Figure record extracts
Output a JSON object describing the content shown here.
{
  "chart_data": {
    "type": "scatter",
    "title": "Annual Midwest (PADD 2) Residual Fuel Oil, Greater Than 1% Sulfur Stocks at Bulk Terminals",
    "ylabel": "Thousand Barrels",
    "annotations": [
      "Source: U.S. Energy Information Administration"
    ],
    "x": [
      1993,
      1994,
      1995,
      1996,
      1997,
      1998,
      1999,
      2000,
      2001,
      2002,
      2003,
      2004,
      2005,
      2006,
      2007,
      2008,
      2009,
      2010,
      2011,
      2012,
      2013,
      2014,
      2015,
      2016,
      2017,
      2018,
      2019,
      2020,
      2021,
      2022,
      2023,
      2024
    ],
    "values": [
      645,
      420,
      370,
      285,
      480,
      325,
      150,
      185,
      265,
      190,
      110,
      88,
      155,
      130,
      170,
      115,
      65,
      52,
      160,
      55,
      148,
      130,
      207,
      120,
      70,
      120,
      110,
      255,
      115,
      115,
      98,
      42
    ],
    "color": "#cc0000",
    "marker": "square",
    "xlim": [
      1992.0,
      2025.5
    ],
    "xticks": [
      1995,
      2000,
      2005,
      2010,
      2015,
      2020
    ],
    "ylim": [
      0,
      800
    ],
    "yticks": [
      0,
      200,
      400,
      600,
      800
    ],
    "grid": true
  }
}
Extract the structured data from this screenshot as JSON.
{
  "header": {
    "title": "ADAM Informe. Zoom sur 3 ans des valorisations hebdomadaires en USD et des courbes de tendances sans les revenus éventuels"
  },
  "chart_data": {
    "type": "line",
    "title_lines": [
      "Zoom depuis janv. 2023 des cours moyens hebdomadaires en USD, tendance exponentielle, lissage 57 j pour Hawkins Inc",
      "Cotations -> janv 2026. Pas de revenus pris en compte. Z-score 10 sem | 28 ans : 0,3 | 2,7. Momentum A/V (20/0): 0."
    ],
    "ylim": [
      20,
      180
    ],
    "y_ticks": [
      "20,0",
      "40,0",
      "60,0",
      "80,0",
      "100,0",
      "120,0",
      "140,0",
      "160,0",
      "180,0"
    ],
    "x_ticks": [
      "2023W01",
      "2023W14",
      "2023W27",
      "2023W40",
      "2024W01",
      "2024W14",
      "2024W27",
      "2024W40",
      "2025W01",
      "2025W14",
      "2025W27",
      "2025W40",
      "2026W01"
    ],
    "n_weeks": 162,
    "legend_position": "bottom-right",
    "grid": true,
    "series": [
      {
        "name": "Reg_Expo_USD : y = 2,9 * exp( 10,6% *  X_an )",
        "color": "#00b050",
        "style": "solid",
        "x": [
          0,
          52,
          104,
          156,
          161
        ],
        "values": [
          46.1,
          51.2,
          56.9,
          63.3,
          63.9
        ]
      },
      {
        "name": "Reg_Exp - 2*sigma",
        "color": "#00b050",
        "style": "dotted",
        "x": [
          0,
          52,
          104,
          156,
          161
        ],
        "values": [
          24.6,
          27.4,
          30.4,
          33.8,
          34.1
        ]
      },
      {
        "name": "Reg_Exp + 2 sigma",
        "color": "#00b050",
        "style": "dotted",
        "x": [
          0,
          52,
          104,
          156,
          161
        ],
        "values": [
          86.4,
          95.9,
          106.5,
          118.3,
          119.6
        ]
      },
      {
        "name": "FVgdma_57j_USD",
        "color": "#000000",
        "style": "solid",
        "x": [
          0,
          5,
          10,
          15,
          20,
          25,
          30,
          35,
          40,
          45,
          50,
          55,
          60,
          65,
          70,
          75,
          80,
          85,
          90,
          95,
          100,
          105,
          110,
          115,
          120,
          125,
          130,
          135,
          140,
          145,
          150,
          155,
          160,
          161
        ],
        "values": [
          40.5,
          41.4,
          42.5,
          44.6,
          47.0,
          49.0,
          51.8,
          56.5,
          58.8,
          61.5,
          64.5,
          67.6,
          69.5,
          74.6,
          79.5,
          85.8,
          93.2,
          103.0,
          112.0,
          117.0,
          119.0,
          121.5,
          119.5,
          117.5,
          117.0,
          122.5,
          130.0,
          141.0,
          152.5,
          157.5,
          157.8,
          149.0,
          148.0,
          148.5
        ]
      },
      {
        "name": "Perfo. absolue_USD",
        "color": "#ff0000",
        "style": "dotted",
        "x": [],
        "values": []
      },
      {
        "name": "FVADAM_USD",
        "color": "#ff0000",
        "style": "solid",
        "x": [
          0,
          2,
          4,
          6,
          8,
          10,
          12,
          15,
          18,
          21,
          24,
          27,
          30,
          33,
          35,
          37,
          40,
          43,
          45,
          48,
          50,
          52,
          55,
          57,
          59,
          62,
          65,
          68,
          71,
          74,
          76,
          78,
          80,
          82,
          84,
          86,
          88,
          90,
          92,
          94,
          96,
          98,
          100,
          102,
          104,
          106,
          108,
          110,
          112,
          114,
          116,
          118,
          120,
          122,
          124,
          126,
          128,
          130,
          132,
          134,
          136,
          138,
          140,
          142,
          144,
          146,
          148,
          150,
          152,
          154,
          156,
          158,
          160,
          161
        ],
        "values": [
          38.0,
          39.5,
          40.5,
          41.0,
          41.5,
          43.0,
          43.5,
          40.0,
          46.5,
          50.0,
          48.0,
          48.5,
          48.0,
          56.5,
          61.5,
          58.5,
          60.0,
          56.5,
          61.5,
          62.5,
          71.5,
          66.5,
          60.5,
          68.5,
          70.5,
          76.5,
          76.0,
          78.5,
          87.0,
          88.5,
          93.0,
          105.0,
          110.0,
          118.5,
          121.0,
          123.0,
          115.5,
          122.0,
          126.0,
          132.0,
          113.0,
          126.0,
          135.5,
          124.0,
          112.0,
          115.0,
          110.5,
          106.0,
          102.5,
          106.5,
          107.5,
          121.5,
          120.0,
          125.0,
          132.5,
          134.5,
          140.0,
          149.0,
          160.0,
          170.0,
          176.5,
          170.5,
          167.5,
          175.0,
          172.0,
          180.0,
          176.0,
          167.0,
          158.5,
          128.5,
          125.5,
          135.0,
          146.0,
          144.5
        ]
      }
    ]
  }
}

...

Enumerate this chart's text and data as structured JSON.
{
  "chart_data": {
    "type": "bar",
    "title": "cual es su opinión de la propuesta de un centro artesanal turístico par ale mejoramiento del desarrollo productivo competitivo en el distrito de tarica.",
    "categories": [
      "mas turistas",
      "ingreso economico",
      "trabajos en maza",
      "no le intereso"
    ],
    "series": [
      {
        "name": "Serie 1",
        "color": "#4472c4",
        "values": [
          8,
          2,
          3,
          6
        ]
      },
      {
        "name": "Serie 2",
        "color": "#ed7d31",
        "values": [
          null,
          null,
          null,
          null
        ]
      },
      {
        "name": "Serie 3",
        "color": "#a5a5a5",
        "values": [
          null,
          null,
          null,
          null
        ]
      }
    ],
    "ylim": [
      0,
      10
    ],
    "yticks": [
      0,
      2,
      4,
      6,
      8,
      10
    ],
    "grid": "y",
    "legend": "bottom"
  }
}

Stated exercise
Identify the lines above with the word "name". Copy them.

Solution to the problem
        "name": "Reg_Expo_USD : y = 2,9 * exp( 10,6% *  X_an )",
        "name": "Reg_Exp - 2*sigma",
        "name": "Reg_Exp + 2 sigma",
        "name": "FVgdma_57j_USD",
        "name": "Perfo. absolue_USD",
        "name": "FVADAM_USD",
        "name": "Serie 1",
        "name": "Serie 2",
        "name": "Serie 3",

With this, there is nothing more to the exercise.